**WHAT IS NEEDED**
Every line of the data that contains the string "activeitzone" must be copied.
• • • • •
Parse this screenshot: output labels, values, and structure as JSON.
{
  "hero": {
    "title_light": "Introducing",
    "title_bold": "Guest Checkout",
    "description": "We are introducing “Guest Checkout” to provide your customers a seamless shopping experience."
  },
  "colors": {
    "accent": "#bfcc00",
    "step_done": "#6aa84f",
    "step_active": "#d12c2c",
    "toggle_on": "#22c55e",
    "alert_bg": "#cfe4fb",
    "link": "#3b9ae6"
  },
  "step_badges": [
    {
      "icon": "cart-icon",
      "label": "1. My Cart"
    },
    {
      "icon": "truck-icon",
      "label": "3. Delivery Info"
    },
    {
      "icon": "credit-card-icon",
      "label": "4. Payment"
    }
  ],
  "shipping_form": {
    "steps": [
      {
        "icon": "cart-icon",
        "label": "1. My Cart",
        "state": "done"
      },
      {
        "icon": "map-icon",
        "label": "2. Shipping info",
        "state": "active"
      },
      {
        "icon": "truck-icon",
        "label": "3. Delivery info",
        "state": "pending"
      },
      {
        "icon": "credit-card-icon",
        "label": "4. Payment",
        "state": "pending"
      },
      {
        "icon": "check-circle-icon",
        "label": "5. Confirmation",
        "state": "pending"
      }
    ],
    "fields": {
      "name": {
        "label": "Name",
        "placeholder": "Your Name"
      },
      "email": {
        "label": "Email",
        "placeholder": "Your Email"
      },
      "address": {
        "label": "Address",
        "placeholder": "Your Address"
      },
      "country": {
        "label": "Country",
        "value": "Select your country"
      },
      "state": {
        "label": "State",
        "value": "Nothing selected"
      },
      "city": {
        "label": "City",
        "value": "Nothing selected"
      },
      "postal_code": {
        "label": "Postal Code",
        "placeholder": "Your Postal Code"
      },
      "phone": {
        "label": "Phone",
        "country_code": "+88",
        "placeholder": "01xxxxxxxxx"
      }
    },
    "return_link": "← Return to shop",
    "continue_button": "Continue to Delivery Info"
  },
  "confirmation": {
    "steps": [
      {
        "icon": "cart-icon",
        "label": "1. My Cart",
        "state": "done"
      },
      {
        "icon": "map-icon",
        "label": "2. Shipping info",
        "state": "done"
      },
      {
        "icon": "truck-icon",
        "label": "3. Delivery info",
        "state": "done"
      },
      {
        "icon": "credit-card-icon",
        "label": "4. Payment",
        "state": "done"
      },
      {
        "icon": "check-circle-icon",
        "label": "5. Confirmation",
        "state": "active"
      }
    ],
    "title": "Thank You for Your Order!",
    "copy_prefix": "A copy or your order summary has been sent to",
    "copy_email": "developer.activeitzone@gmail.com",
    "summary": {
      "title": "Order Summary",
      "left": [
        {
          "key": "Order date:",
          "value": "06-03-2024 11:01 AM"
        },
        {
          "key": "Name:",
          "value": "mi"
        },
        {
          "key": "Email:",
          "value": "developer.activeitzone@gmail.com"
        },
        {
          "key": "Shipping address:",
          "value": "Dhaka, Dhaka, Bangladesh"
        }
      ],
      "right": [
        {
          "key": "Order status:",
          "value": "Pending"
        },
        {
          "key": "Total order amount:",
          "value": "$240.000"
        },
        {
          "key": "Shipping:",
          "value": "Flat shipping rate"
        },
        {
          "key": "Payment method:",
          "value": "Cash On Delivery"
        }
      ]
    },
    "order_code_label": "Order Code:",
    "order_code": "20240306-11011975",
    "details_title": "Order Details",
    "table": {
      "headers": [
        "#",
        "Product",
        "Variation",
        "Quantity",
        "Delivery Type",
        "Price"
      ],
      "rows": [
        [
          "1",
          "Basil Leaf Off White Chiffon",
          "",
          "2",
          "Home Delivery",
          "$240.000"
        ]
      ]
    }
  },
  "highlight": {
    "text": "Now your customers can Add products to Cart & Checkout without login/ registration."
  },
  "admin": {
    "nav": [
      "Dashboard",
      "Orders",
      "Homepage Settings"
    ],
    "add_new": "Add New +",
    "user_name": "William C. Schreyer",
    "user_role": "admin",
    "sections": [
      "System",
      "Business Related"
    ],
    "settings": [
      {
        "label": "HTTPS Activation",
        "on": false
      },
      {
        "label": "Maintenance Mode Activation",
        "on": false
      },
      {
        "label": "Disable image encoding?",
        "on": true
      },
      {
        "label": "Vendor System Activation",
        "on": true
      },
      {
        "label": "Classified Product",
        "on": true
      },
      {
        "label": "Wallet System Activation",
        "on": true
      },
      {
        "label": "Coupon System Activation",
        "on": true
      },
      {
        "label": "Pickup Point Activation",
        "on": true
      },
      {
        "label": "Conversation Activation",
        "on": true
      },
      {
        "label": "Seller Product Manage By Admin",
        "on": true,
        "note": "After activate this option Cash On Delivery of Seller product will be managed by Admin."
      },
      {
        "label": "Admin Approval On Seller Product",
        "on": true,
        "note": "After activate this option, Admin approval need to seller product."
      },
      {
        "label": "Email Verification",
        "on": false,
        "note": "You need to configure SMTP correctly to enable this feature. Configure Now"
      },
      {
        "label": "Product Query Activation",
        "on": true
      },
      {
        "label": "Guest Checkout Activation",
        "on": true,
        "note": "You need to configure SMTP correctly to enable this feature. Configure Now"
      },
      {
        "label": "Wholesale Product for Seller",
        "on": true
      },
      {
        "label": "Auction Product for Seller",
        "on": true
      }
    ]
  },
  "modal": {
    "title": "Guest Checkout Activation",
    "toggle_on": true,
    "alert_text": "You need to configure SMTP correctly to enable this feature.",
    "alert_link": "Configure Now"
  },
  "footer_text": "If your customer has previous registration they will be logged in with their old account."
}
• • • • •
**WRITTEN SOLUTION**
    "copy_email": "developer.activeitzone@gmail.com",
          "value": "developer.activeitzone@gmail.com"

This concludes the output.